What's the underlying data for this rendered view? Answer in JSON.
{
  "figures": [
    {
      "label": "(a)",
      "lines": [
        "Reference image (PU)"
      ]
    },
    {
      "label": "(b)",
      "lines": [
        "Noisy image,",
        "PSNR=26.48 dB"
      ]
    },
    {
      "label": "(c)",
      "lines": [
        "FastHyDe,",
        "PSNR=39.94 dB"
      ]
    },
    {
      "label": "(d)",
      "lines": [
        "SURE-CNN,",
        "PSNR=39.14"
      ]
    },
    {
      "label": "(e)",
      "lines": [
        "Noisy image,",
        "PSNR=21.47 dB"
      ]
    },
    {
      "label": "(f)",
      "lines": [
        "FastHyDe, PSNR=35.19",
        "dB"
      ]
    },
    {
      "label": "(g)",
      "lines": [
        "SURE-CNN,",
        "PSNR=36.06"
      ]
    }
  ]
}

──────

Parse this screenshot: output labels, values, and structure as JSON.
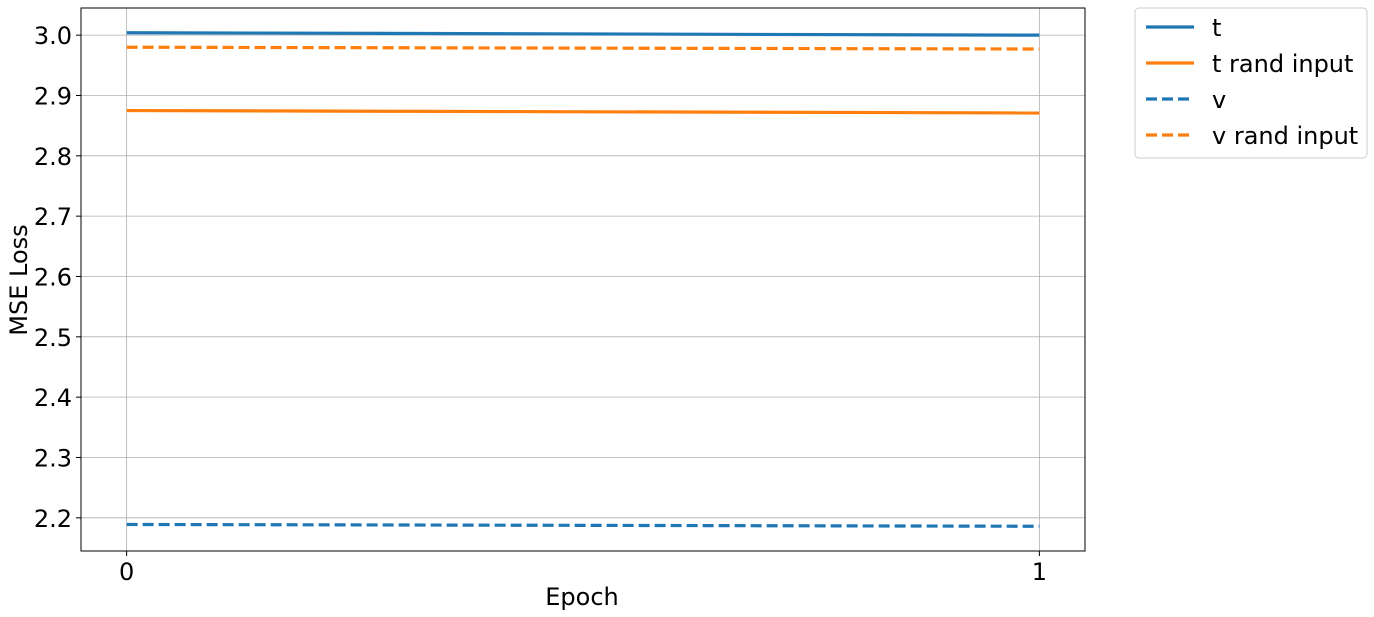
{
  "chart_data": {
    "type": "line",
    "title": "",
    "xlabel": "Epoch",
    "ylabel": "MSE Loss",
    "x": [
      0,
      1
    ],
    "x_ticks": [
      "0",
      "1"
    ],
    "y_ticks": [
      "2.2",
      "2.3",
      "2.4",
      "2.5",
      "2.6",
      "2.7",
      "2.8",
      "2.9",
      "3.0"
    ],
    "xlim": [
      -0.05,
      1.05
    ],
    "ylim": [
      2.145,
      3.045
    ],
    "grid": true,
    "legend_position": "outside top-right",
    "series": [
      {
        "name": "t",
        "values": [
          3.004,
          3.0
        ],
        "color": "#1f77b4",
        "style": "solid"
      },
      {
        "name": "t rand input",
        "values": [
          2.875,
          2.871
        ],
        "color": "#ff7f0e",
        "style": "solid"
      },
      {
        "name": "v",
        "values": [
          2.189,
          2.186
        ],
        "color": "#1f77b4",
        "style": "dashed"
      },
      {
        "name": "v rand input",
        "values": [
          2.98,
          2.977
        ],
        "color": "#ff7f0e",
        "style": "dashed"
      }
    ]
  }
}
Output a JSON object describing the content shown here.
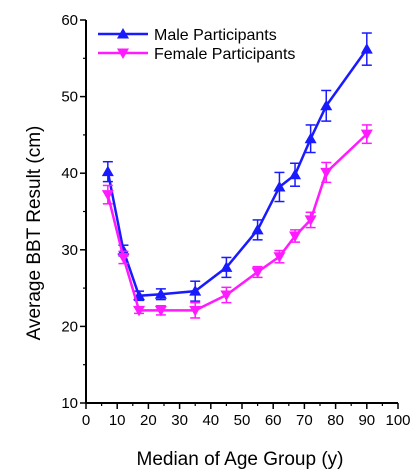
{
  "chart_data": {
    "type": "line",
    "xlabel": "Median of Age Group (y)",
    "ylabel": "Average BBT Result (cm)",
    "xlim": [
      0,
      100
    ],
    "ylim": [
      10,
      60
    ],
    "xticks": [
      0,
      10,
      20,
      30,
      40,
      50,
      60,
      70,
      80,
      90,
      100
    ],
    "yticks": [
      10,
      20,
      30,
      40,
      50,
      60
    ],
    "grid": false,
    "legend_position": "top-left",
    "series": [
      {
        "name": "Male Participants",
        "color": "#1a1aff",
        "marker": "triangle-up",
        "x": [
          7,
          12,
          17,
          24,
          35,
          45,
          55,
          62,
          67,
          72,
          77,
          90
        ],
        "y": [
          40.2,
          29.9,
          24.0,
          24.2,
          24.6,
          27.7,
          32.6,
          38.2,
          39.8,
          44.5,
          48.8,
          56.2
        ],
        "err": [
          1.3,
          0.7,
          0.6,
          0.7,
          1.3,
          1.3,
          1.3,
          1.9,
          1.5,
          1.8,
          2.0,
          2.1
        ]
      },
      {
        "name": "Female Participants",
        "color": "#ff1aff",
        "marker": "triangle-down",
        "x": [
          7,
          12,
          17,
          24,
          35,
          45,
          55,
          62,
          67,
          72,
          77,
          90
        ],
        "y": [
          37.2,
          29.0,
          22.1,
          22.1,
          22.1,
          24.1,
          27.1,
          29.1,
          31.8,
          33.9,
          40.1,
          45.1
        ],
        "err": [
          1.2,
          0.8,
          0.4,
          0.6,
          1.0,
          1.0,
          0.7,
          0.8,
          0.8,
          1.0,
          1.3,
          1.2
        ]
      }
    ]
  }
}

──────

BRIEF:
Every line above that contains the word "triangle" should be reported.

ANSWER TO THE PROBLEM:
        "marker": "triangle-up",
        "marker": "triangle-down",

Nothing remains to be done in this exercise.